(Records from a collection)
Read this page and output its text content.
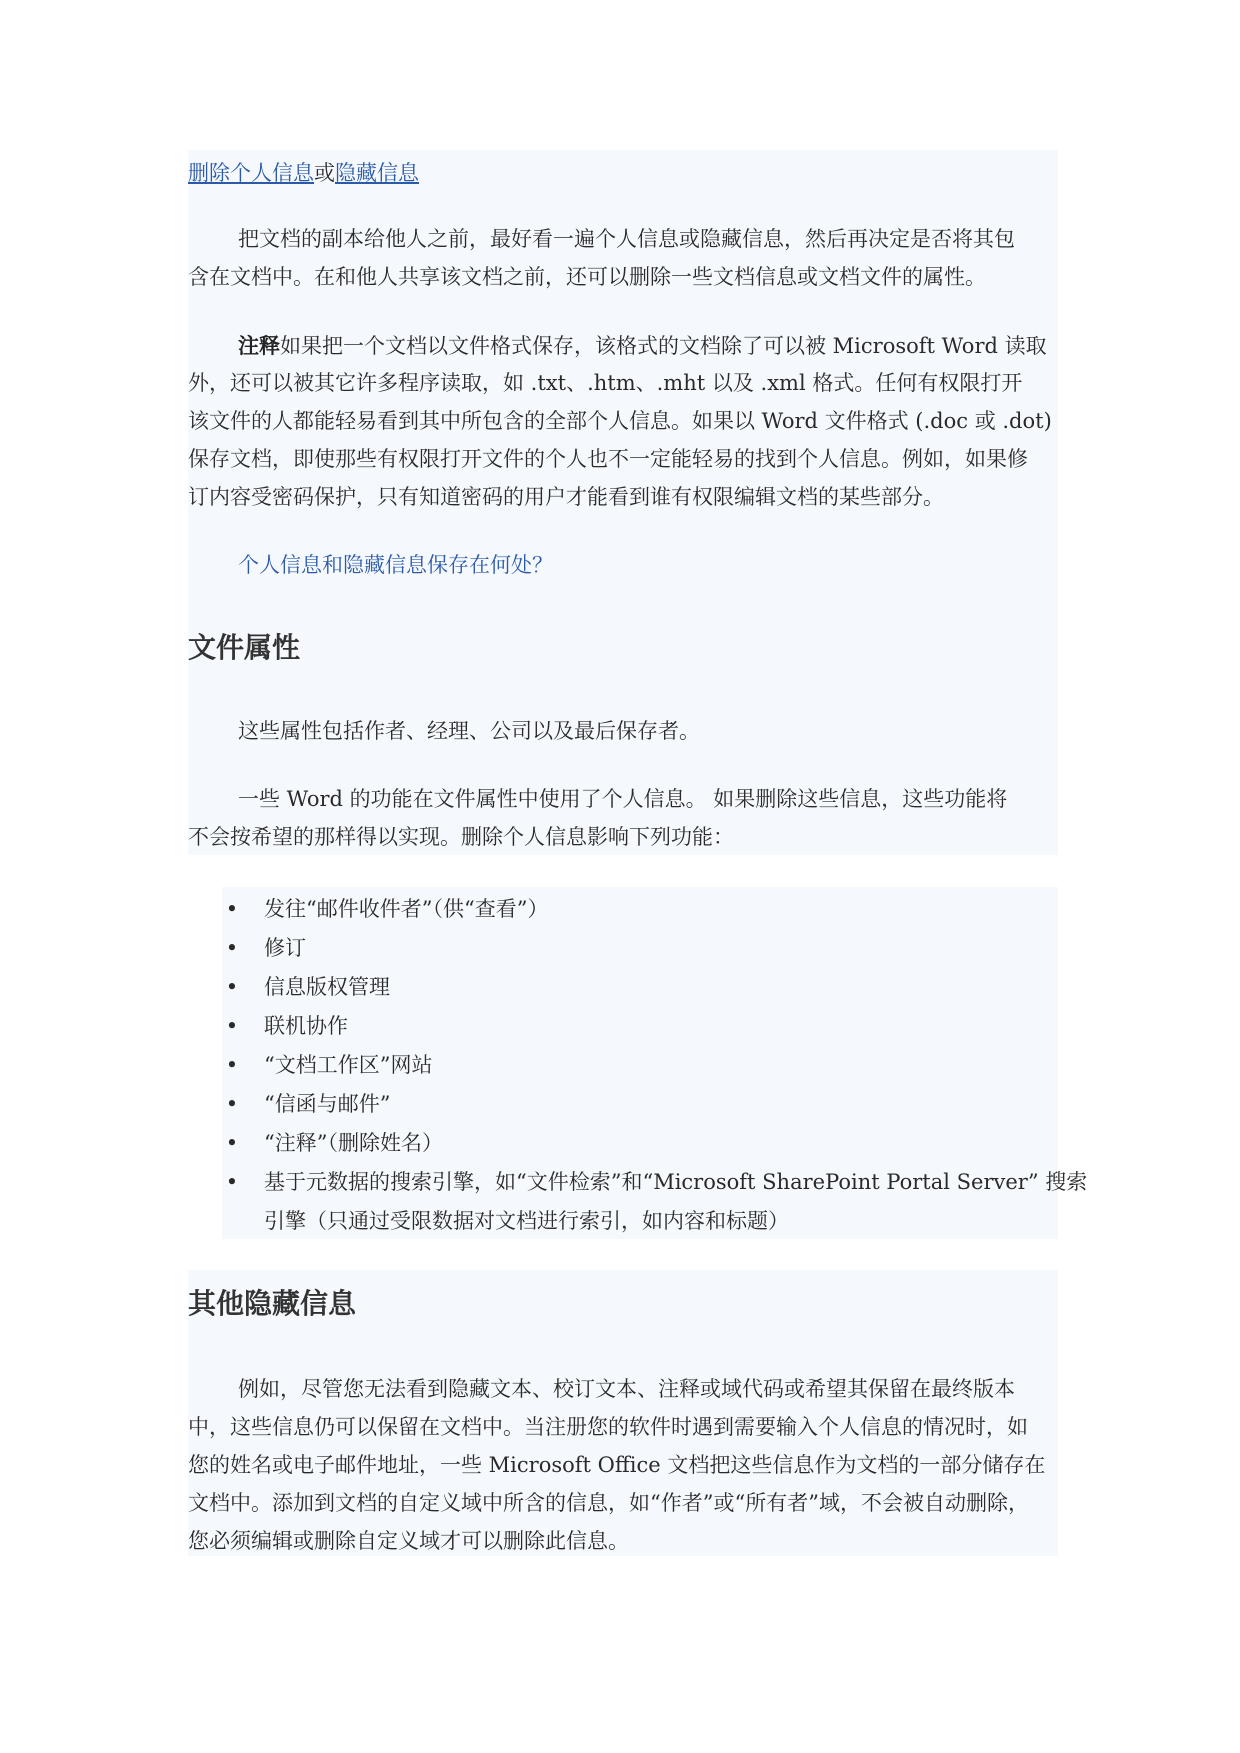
删除个人信息或隐藏信息
把文档的副本给他人之前，最好看一遍个人信息或隐藏信息，然后再决定是否将其包
含在文档中。在和他人共享该文档之前，还可以删除一些文档信息或文档文件的属性。
注释如果把一个文档以文件格式保存，该格式的文档除了可以被 Microsoft Word 读取
外，还可以被其它许多程序读取，如 .txt、.htm、.mht 以及 .xml 格式。任何有权限打开
该文件的人都能轻易看到其中所包含的全部个人信息。如果以 Word 文件格式 (.doc 或 .dot)
保存文档，即使那些有权限打开文件的个人也不一定能轻易的找到个人信息。例如，如果修
订内容受密码保护，只有知道密码的用户才能看到谁有权限编辑文档的某些部分。
个人信息和隐藏信息保存在何处？
文件属性
这些属性包括作者、经理、公司以及最后保存者。
一些 Word 的功能在文件属性中使用了个人信息。 如果删除这些信息，这些功能将
不会按希望的那样得以实现。删除个人信息影响下列功能：
• 发往“邮件收件者”（供“查看”）
• 修订
• 信息版权管理
• 联机协作
• “文档工作区”网站
• “信函与邮件”
• “注释”（删除姓名）
• 基于元数据的搜索引擎，如“文件检索”和“Microsoft SharePoint Portal Server” 搜索
引擎（只通过受限数据对文档进行索引，如内容和标题）
其他隐藏信息
例如，尽管您无法看到隐藏文本、校订文本、注释或域代码或希望其保留在最终版本
中，这些信息仍可以保留在文档中。当注册您的软件时遇到需要输入个人信息的情况时，如
您的姓名或电子邮件地址，一些 Microsoft Office 文档把这些信息作为文档的一部分储存在
文档中。添加到文档的自定义域中所含的信息，如“作者”或“所有者”域，不会被自动删除，
您必须编辑或删除自定义域才可以删除此信息。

◆ **Work instructions**:
Repeat the material above in full and unchanged, minus its images.

◆ **Answer for this exercise**:
Read this page and output its text content.
删除个人信息或隐藏信息
把文档的副本给他人之前，最好看一遍个人信息或隐藏信息，然后再决定是否将其包
含在文档中。在和他人共享该文档之前，还可以删除一些文档信息或文档文件的属性。
注释如果把一个文档以文件格式保存，该格式的文档除了可以被 Microsoft Word 读取
外，还可以被其它许多程序读取，如 .txt、.htm、.mht 以及 .xml 格式。任何有权限打开
该文件的人都能轻易看到其中所包含的全部个人信息。如果以 Word 文件格式 (.doc 或 .dot)
保存文档，即使那些有权限打开文件的个人也不一定能轻易的找到个人信息。例如，如果修
订内容受密码保护，只有知道密码的用户才能看到谁有权限编辑文档的某些部分。
个人信息和隐藏信息保存在何处？
文件属性
这些属性包括作者、经理、公司以及最后保存者。
一些 Word 的功能在文件属性中使用了个人信息。 如果删除这些信息，这些功能将
不会按希望的那样得以实现。删除个人信息影响下列功能：
• 发往“邮件收件者”（供“查看”）
• 修订
• 信息版权管理
• 联机协作
• “文档工作区”网站
• “信函与邮件”
• “注释”（删除姓名）
• 基于元数据的搜索引擎，如“文件检索”和“Microsoft SharePoint Portal Server” 搜索
引擎（只通过受限数据对文档进行索引，如内容和标题）
其他隐藏信息
例如，尽管您无法看到隐藏文本、校订文本、注释或域代码或希望其保留在最终版本
中，这些信息仍可以保留在文档中。当注册您的软件时遇到需要输入个人信息的情况时，如
您的姓名或电子邮件地址，一些 Microsoft Office 文档把这些信息作为文档的一部分储存在
文档中。添加到文档的自定义域中所含的信息，如“作者”或“所有者”域，不会被自动删除，
您必须编辑或删除自定义域才可以删除此信息。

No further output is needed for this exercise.